> TASK OBJECTIVE:
Go through the material and pull out every line with the string "MARITIME" in it.
<<<<
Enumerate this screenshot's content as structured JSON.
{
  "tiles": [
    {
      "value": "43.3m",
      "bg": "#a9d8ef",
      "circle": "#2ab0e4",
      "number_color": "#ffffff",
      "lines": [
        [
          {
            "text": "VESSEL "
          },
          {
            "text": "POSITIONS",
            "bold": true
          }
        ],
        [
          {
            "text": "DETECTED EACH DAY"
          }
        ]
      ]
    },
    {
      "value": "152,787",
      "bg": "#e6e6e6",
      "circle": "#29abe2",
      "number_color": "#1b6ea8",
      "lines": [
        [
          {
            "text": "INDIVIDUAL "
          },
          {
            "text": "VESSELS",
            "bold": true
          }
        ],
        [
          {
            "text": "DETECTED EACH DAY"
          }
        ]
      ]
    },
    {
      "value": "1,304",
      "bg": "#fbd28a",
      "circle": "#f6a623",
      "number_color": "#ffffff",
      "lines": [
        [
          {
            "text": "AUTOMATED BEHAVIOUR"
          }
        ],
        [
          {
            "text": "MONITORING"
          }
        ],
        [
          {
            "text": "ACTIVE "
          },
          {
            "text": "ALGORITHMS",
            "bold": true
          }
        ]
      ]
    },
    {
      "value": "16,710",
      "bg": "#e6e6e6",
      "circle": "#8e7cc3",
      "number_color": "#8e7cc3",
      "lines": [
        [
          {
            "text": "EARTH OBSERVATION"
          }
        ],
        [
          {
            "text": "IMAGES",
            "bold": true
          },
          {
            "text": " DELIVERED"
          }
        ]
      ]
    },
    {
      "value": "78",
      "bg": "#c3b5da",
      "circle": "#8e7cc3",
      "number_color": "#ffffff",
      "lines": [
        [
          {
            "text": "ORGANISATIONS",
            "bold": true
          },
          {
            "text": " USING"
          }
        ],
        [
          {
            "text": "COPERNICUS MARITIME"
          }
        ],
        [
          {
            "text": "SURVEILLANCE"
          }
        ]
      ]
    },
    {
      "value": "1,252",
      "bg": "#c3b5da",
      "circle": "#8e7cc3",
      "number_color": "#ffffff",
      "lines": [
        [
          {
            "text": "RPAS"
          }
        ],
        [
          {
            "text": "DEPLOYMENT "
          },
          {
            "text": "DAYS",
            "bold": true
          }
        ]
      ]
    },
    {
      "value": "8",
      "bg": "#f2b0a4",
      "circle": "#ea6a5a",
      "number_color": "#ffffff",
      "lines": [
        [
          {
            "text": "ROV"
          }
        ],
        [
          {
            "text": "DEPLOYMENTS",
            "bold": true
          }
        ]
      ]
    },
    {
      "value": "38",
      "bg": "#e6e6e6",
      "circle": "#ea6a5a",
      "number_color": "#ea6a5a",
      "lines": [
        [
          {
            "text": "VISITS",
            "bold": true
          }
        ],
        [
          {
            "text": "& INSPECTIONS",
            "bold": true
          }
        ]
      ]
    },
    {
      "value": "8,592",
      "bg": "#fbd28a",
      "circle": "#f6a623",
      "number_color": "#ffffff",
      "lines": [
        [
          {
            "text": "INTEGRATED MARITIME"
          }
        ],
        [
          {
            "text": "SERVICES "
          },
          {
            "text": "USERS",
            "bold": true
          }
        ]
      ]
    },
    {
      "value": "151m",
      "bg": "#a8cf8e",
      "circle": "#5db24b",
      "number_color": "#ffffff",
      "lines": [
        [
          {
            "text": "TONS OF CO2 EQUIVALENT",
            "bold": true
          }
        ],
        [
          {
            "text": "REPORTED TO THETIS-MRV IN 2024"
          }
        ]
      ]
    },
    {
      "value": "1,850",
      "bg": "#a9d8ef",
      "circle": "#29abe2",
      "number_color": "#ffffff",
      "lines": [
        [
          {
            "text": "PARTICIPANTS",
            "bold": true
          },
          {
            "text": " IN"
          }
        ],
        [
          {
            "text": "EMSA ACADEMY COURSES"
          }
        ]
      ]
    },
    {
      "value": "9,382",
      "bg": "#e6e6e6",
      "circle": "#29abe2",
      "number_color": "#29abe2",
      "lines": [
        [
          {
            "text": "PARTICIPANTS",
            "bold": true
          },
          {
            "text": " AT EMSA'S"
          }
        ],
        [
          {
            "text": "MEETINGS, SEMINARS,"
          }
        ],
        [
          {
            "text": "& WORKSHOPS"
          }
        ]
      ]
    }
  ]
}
>>>>
> EXERCISE OUTPUT:
            "text": "COPERNICUS MARITIME"
            "text": "INTEGRATED MARITIME"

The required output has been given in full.